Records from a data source
┄┄┄┄┄┄

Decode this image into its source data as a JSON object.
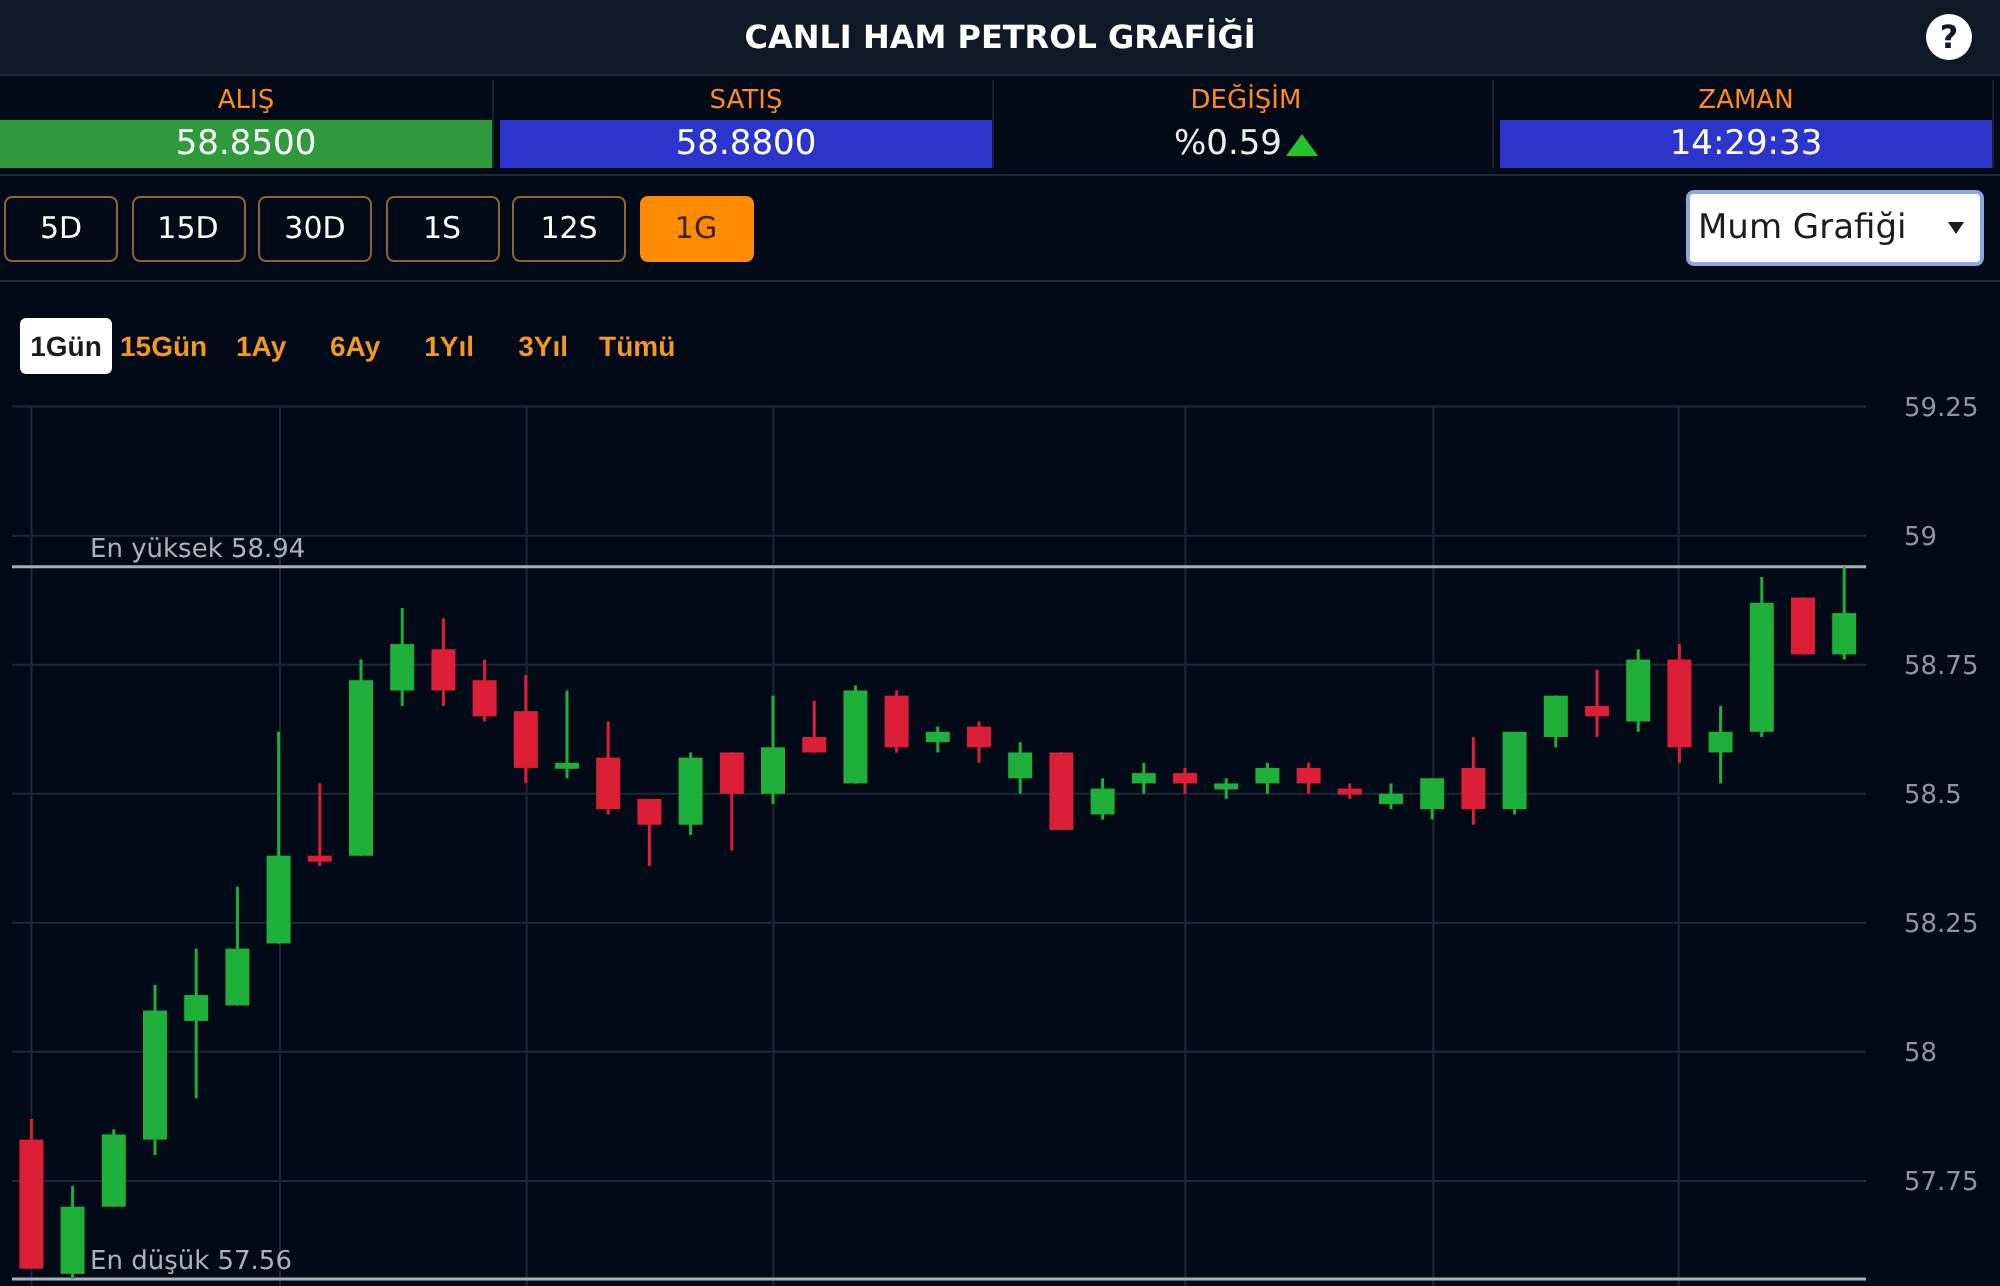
{
  "header": {
    "title": "CANLI HAM PETROL GRAFİĞİ",
    "help": "?"
  },
  "quotes": [
    {
      "kind": "bar",
      "label": "ALIŞ",
      "value": "58.8500",
      "color": "#2e9a3b"
    },
    {
      "kind": "bar",
      "label": "SATIŞ",
      "value": "58.8800",
      "color": "#2b35cc"
    },
    {
      "kind": "change",
      "label": "DEĞİŞİM",
      "value": "%0.59",
      "rising": true
    },
    {
      "kind": "bar",
      "label": "ZAMAN",
      "value": "14:29:33",
      "color": "#2b35cc"
    }
  ],
  "intervals": [
    {
      "label": "5D",
      "selected": false
    },
    {
      "label": "15D",
      "selected": false
    },
    {
      "label": "30D",
      "selected": false
    },
    {
      "label": "1S",
      "selected": false
    },
    {
      "label": "12S",
      "selected": false
    },
    {
      "label": "1G",
      "selected": true
    }
  ],
  "chart_type": {
    "value": "Mum Grafiği"
  },
  "ranges": [
    {
      "label": "1Gün",
      "selected": true
    },
    {
      "label": "15Gün",
      "selected": false
    },
    {
      "label": "1Ay",
      "selected": false
    },
    {
      "label": "6Ay",
      "selected": false
    },
    {
      "label": "1Yıl",
      "selected": false
    },
    {
      "label": "3Yıl",
      "selected": false
    },
    {
      "label": "Tümü",
      "selected": false
    }
  ],
  "chart": {
    "chart_data": {
      "type": "candlestick",
      "ohlc": [
        [
          57.83,
          57.87,
          57.58,
          57.58
        ],
        [
          57.57,
          57.74,
          57.56,
          57.7
        ],
        [
          57.7,
          57.85,
          57.7,
          57.84
        ],
        [
          57.83,
          58.13,
          57.8,
          58.08
        ],
        [
          58.06,
          58.2,
          57.91,
          58.11
        ],
        [
          58.09,
          58.32,
          58.09,
          58.2
        ],
        [
          58.21,
          58.62,
          58.21,
          58.38
        ],
        [
          58.38,
          58.52,
          58.36,
          58.37
        ],
        [
          58.38,
          58.76,
          58.38,
          58.72
        ],
        [
          58.7,
          58.86,
          58.67,
          58.79
        ],
        [
          58.78,
          58.84,
          58.67,
          58.7
        ],
        [
          58.72,
          58.76,
          58.64,
          58.65
        ],
        [
          58.66,
          58.73,
          58.52,
          58.55
        ],
        [
          58.55,
          58.7,
          58.53,
          58.56
        ],
        [
          58.57,
          58.64,
          58.46,
          58.47
        ],
        [
          58.49,
          58.49,
          58.36,
          58.44
        ],
        [
          58.44,
          58.58,
          58.42,
          58.57
        ],
        [
          58.58,
          58.58,
          58.39,
          58.5
        ],
        [
          58.5,
          58.69,
          58.48,
          58.59
        ],
        [
          58.61,
          58.68,
          58.58,
          58.58
        ],
        [
          58.52,
          58.71,
          58.52,
          58.7
        ],
        [
          58.69,
          58.7,
          58.58,
          58.59
        ],
        [
          58.6,
          58.63,
          58.58,
          58.62
        ],
        [
          58.63,
          58.64,
          58.56,
          58.59
        ],
        [
          58.53,
          58.6,
          58.5,
          58.58
        ],
        [
          58.58,
          58.58,
          58.43,
          58.43
        ],
        [
          58.46,
          58.53,
          58.45,
          58.51
        ],
        [
          58.52,
          58.56,
          58.5,
          58.54
        ],
        [
          58.54,
          58.55,
          58.5,
          58.52
        ],
        [
          58.51,
          58.53,
          58.49,
          58.52
        ],
        [
          58.52,
          58.56,
          58.5,
          58.55
        ],
        [
          58.55,
          58.56,
          58.5,
          58.52
        ],
        [
          58.51,
          58.52,
          58.49,
          58.5
        ],
        [
          58.48,
          58.52,
          58.47,
          58.5
        ],
        [
          58.47,
          58.53,
          58.45,
          58.53
        ],
        [
          58.55,
          58.61,
          58.44,
          58.47
        ],
        [
          58.47,
          58.62,
          58.46,
          58.62
        ],
        [
          58.61,
          58.69,
          58.59,
          58.69
        ],
        [
          58.67,
          58.74,
          58.61,
          58.65
        ],
        [
          58.64,
          58.78,
          58.62,
          58.76
        ],
        [
          58.76,
          58.79,
          58.56,
          58.59
        ],
        [
          58.58,
          58.67,
          58.52,
          58.62
        ],
        [
          58.62,
          58.92,
          58.61,
          58.87
        ],
        [
          58.88,
          58.88,
          58.77,
          58.77
        ],
        [
          58.77,
          58.94,
          58.76,
          58.85
        ]
      ],
      "ylim": [
        57.56,
        59.25
      ],
      "yticks": [
        59.25,
        59,
        58.75,
        58.5,
        58.25,
        58,
        57.75
      ],
      "grid": true,
      "ref_lines": [
        {
          "axis": "y",
          "value": 58.94,
          "label": "En yüksek 58.94"
        },
        {
          "axis": "y",
          "value": 57.56,
          "label": "En düşük 57.56"
        }
      ]
    }
  }
}
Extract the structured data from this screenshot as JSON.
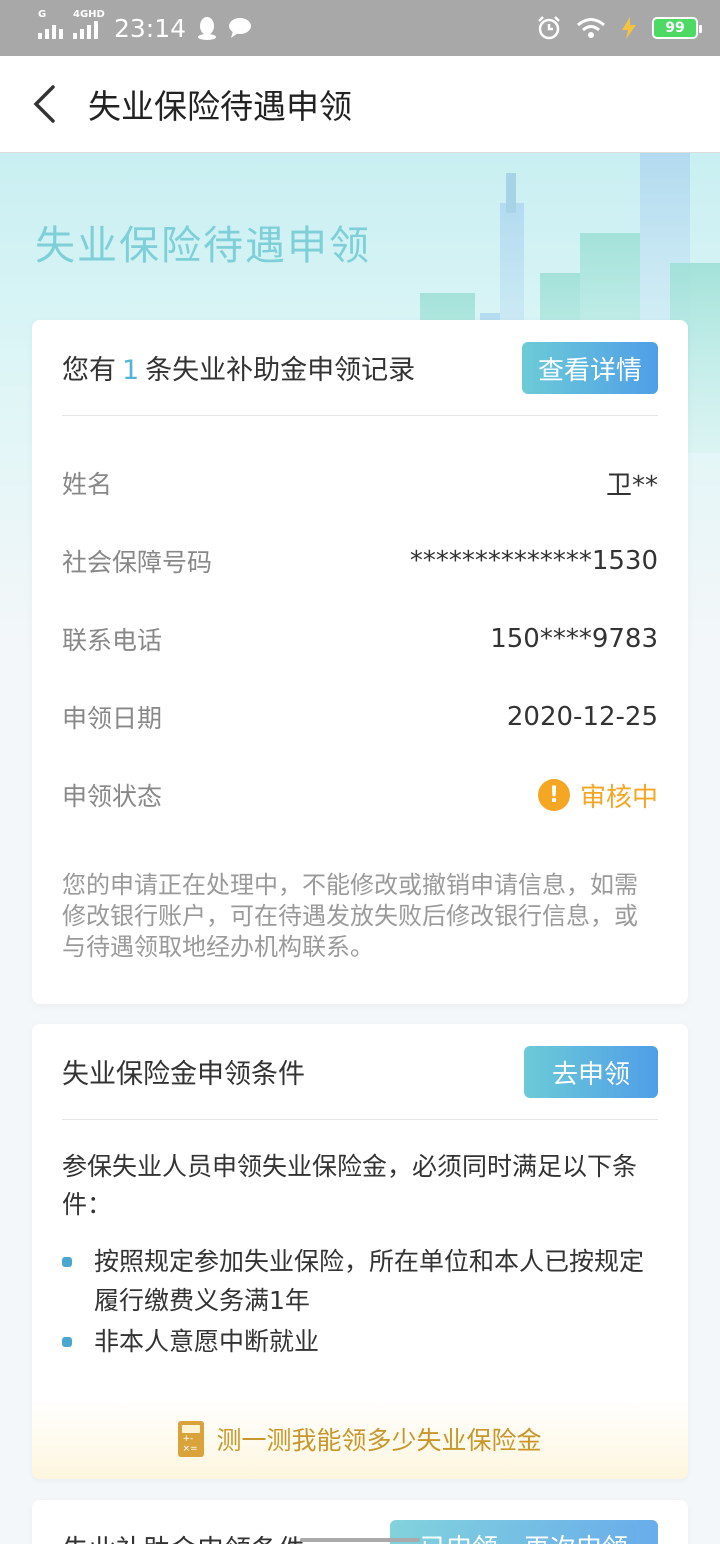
{
  "status_bar": {
    "network_1": "G",
    "network_2": "4GHD",
    "time": "23:14",
    "battery": "99",
    "icons": [
      "qq-icon",
      "message-icon",
      "alarm-icon",
      "wifi-icon",
      "charging-icon"
    ]
  },
  "navbar": {
    "back_icon": "chevron-left-icon",
    "title": "失业保险待遇申领"
  },
  "hero": {
    "title": "失业保险待遇申领"
  },
  "record_card": {
    "prefix": "您有",
    "count": "1",
    "suffix": "条失业补助金申领记录",
    "button": "查看详情",
    "rows": [
      {
        "label": "姓名",
        "value": "卫**"
      },
      {
        "label": "社会保障号码",
        "value": "**************1530"
      },
      {
        "label": "联系电话",
        "value": "150****9783"
      },
      {
        "label": "申领日期",
        "value": "2020-12-25"
      },
      {
        "label": "申领状态",
        "value": "审核中"
      }
    ],
    "note": "您的申请正在处理中，不能修改或撤销申请信息，如需修改银行账户，可在待遇发放失败后修改银行信息，或与待遇领取地经办机构联系。"
  },
  "conditions_card": {
    "title": "失业保险金申领条件",
    "button": "去申领",
    "intro": "参保失业人员申领失业保险金，必须同时满足以下条件：",
    "items": [
      "按照规定参加失业保险，所在单位和本人已按规定履行缴费义务满1年",
      "非本人意愿中断就业"
    ],
    "calc_link": "测一测我能领多少失业保险金"
  },
  "subsidy_card": {
    "title": "失业补助金申领条件",
    "button": "已申领，再次申领"
  },
  "colors": {
    "accent_blue": "#4f9ee8",
    "accent_teal": "#6ccbd7",
    "status_orange": "#f5a623",
    "link_gold": "#c8962a"
  }
}
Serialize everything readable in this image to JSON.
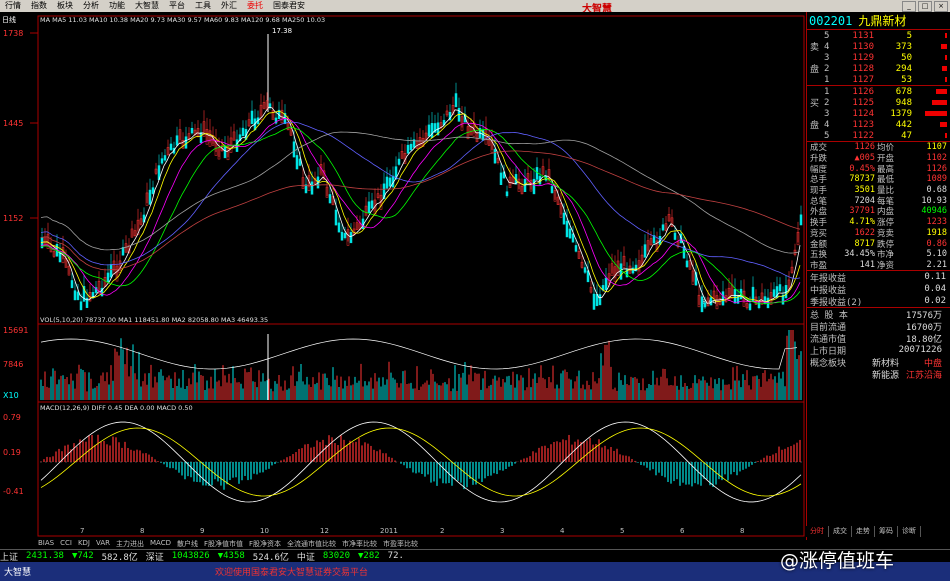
{
  "menu": [
    "行情",
    "指数",
    "板块",
    "分析",
    "功能",
    "大智慧",
    "平台",
    "工具",
    "外汇",
    "委托",
    "国泰君安"
  ],
  "menu_active": "委托",
  "logo_text": "大智慧",
  "chart": {
    "period_label": "日线",
    "ma_header": "MA MA5 11.03 MA10 10.38 MA20 9.73 MA30 9.57 MA60 9.83 MA120 9.68 MA250 10.03",
    "y_labels": [
      "1738",
      "1445",
      "1152"
    ],
    "peak_label": "17.38",
    "low_label": "8.64",
    "vol_header": "VOL(5,10,20)  78737.00  MA1 118451.80  MA2 82058.80  MA3 46493.35",
    "vol_labels": [
      "15691",
      "7846",
      "X10"
    ],
    "macd_header": "MACD(12,26,9)  DIFF 0.45  DEA 0.00  MACD 0.50",
    "macd_labels": [
      "0.79",
      "0.19",
      "-0.41"
    ],
    "x_labels": [
      "7",
      "8",
      "9",
      "10",
      "12",
      "2011",
      "2",
      "3",
      "4",
      "5",
      "6",
      "8"
    ]
  },
  "indicator_tabs": [
    "BIAS",
    "CCI",
    "KDJ",
    "VAR",
    "主力进出",
    "MACD",
    "散户线",
    "F股净值市值",
    "F股净资本",
    "全流通市值比较",
    "市净率比较",
    "市盈率比较"
  ],
  "stock": {
    "code": "002201",
    "name": "九鼎新材"
  },
  "order_book": {
    "sell": [
      {
        "side": "",
        "lvl": "5",
        "price": "1131",
        "vol": "5"
      },
      {
        "side": "卖",
        "lvl": "4",
        "price": "1130",
        "vol": "373"
      },
      {
        "side": "",
        "lvl": "3",
        "price": "1129",
        "vol": "50"
      },
      {
        "side": "盘",
        "lvl": "2",
        "price": "1128",
        "vol": "294"
      },
      {
        "side": "",
        "lvl": "1",
        "price": "1127",
        "vol": "53"
      }
    ],
    "buy": [
      {
        "side": "",
        "lvl": "1",
        "price": "1126",
        "vol": "678"
      },
      {
        "side": "买",
        "lvl": "2",
        "price": "1125",
        "vol": "948"
      },
      {
        "side": "",
        "lvl": "3",
        "price": "1124",
        "vol": "1379"
      },
      {
        "side": "盘",
        "lvl": "4",
        "price": "1123",
        "vol": "442"
      },
      {
        "side": "",
        "lvl": "5",
        "price": "1122",
        "vol": "47"
      }
    ]
  },
  "stats": [
    {
      "a": "成交",
      "b": "1126",
      "c": "均价",
      "d": "1107"
    },
    {
      "a": "升跌",
      "b": "▲005",
      "c": "开盘",
      "d": "1102"
    },
    {
      "a": "幅度",
      "b": "0.45%",
      "c": "最高",
      "d": "1126"
    },
    {
      "a": "总手",
      "b": "78737",
      "c": "最低",
      "d": "1089"
    },
    {
      "a": "现手",
      "b": "3501",
      "c": "量比",
      "d": "0.68"
    },
    {
      "a": "总笔",
      "b": "7204",
      "c": "每笔",
      "d": "10.93"
    },
    {
      "a": "外盘",
      "b": "37791",
      "c": "内盘",
      "d": "40946"
    },
    {
      "a": "换手",
      "b": "4.71%",
      "c": "涨停",
      "d": "1233"
    },
    {
      "a": "竞买",
      "b": "1622",
      "c": "竞卖",
      "d": "1918"
    },
    {
      "a": "金额",
      "b": "8717",
      "c": "跌停",
      "d": "0.86"
    },
    {
      "a": "五换",
      "b": "34.45%",
      "c": "市净",
      "d": "5.10"
    },
    {
      "a": "市盈",
      "b": "141",
      "c": "净资",
      "d": "2.21"
    }
  ],
  "finance": [
    {
      "k": "年报收益",
      "v": "0.11"
    },
    {
      "k": "中报收益",
      "v": "0.04"
    },
    {
      "k": "季报收益(2)",
      "v": "0.02"
    }
  ],
  "info": [
    {
      "k": "总 股 本",
      "v": "17576万"
    },
    {
      "k": "目前流通",
      "v": "16700万"
    },
    {
      "k": "流通市值",
      "v": "18.80亿"
    },
    {
      "k": "上市日期",
      "v": "20071226"
    },
    {
      "k": "概念板块",
      "v": "新材料",
      "v2": "中盘"
    },
    {
      "k": "",
      "v": "新能源",
      "v2": "江苏沿海"
    }
  ],
  "right_tabs": [
    "分时",
    "成交",
    "走势",
    "筹码",
    "诊断"
  ],
  "ticker": [
    {
      "label": "上证",
      "value": "2431.38",
      "cls": "grn"
    },
    {
      "label": "",
      "value": "▼742",
      "cls": "grn"
    },
    {
      "label": "",
      "value": "582.8亿",
      "cls": "wht"
    },
    {
      "label": "深证",
      "value": "1043826",
      "cls": "grn"
    },
    {
      "label": "",
      "value": "▼4358",
      "cls": "grn"
    },
    {
      "label": "",
      "value": "524.6亿",
      "cls": "wht"
    },
    {
      "label": "中证",
      "value": "83020",
      "cls": "grn"
    },
    {
      "label": "",
      "value": "▼282",
      "cls": "grn"
    },
    {
      "label": "",
      "value": "72.",
      "cls": "wht"
    }
  ],
  "status": {
    "brand": "大智慧",
    "welcome": "欢迎使用国泰君安大智慧证券交易平台"
  },
  "watermark": "@涨停值班车",
  "colors": {
    "up": "#ff3333",
    "down": "#00e5e5",
    "ma5": "#ffffff",
    "ma10": "#ffff00",
    "ma20": "#ff00ff",
    "ma30": "#00ff00",
    "ma60": "#6060ff",
    "border": "#aa0000"
  }
}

┄┄┄┄┄┄

- Description of the task
Locate the word "true" in the records above, and return each line that has it.

- Worked answer
      "rising": true
      "selected": true
      "selected": true
      "grid": true,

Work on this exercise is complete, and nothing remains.